**Rows**.
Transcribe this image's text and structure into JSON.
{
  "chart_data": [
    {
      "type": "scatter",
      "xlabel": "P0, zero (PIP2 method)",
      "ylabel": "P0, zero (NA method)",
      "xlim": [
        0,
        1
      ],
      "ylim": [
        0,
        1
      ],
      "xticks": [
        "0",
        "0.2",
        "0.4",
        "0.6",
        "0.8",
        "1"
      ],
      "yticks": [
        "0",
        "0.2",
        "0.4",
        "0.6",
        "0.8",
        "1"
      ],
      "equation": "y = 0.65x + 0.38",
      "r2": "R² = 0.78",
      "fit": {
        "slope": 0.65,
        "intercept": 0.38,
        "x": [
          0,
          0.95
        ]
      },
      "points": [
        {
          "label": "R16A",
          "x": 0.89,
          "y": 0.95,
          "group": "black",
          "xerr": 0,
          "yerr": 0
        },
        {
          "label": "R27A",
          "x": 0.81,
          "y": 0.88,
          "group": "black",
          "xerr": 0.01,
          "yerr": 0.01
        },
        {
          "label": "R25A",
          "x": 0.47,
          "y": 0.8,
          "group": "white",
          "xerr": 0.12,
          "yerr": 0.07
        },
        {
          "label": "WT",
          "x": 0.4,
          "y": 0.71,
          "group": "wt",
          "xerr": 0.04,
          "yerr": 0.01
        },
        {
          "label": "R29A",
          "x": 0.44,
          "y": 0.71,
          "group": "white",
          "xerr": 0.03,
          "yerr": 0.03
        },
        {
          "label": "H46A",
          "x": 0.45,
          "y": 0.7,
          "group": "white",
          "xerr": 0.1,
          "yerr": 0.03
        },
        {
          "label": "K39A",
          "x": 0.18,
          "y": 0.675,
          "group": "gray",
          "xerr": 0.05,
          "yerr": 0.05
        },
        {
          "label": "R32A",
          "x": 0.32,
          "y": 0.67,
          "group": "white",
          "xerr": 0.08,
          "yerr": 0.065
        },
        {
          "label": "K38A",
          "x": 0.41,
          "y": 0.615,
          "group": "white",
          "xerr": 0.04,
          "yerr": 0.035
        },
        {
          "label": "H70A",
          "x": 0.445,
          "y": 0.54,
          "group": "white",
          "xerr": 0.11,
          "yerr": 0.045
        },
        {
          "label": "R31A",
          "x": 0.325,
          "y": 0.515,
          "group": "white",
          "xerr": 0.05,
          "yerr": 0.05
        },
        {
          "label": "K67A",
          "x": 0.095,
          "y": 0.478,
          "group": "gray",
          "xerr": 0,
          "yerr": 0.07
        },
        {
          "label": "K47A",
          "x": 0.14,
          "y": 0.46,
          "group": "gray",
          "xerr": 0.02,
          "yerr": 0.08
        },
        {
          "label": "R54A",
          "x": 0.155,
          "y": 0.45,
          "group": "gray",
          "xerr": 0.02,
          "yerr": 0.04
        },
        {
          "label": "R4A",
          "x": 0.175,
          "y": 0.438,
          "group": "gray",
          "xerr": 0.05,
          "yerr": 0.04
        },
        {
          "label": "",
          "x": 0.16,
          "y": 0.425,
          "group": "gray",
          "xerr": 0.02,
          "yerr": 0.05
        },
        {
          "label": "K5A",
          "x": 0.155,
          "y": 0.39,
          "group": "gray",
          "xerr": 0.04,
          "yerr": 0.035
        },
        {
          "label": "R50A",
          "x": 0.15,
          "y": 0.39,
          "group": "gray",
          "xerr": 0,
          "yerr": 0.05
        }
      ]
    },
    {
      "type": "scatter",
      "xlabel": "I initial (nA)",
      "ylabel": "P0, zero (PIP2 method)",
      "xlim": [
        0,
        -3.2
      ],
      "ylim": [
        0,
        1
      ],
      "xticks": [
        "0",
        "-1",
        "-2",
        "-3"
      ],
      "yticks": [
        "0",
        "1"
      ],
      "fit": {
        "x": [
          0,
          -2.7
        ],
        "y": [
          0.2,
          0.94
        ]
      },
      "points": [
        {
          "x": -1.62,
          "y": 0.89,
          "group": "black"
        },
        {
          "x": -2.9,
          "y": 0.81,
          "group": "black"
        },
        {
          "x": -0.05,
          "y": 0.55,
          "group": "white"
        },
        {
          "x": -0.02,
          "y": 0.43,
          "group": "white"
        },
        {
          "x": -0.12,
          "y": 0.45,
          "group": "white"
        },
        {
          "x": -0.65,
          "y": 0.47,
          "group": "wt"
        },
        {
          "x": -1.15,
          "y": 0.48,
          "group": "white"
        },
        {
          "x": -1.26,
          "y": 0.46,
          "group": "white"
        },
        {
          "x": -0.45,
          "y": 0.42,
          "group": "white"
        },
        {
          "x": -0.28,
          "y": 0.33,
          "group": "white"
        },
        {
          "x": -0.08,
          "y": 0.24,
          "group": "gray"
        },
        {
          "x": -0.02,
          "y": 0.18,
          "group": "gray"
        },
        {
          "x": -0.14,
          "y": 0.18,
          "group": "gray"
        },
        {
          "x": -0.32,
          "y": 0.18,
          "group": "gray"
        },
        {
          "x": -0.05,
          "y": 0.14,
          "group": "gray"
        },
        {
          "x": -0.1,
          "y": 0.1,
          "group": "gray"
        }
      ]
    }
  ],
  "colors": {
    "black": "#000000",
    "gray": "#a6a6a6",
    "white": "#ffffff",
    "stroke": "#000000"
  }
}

**What the task asks**. List all lines above in which the string "ylabel" appears.

**Result of the task**.
      "ylabel": "P0, zero (NA method)",
      "ylabel": "P0, zero (PIP2 method)",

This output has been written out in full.